Stored records:

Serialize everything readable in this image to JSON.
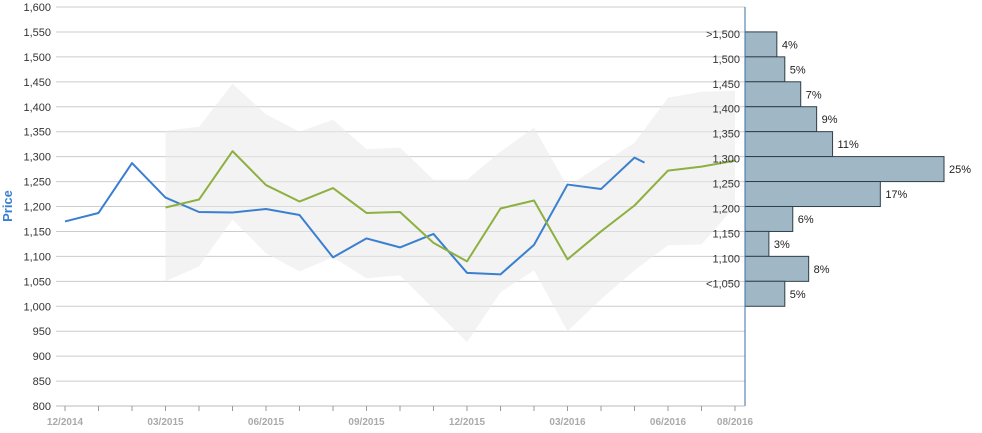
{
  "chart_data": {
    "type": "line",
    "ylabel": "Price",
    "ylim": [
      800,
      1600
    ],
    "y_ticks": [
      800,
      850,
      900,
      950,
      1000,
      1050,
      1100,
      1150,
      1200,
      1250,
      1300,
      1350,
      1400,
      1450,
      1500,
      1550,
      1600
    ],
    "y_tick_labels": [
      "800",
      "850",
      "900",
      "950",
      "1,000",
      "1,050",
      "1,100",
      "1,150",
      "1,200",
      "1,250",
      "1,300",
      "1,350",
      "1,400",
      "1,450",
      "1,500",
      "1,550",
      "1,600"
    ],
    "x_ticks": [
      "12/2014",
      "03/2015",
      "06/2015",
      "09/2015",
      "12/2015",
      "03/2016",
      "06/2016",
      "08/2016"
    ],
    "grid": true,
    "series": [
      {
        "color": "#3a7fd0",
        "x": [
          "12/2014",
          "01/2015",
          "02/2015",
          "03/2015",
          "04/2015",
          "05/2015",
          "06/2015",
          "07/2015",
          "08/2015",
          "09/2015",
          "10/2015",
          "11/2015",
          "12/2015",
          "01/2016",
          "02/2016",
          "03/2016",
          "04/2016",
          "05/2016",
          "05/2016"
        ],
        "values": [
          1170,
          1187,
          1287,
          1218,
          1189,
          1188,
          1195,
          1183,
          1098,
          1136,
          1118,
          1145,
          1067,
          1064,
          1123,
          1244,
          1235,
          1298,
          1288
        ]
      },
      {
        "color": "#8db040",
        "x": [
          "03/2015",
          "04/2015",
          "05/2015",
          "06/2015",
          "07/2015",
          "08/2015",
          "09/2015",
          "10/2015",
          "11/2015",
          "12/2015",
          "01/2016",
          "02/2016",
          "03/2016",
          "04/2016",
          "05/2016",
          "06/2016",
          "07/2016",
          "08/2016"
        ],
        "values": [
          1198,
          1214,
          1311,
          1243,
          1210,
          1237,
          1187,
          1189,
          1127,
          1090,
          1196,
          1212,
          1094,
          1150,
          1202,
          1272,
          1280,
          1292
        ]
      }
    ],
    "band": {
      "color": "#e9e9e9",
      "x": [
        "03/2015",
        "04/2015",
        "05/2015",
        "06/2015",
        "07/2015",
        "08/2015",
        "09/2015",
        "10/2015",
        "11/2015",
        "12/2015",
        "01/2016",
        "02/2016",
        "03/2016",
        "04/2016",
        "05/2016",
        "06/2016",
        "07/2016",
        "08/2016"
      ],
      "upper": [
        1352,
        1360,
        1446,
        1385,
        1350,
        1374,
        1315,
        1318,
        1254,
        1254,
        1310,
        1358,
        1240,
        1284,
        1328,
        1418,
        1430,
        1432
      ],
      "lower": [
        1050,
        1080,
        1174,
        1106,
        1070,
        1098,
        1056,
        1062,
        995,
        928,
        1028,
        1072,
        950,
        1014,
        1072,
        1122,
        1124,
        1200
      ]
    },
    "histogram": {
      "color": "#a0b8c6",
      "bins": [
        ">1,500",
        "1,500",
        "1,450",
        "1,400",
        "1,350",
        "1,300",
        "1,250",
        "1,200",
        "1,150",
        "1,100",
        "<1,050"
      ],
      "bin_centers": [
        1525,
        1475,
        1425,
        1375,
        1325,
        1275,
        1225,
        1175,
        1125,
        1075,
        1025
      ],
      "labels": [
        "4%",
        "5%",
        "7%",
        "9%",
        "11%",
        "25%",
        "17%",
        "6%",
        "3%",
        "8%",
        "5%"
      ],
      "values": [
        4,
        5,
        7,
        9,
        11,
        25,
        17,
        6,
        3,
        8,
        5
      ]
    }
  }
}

Goal: From the listing above, report the number of lines containing the string "color", without any accompanying remarks.

Exercise output: 4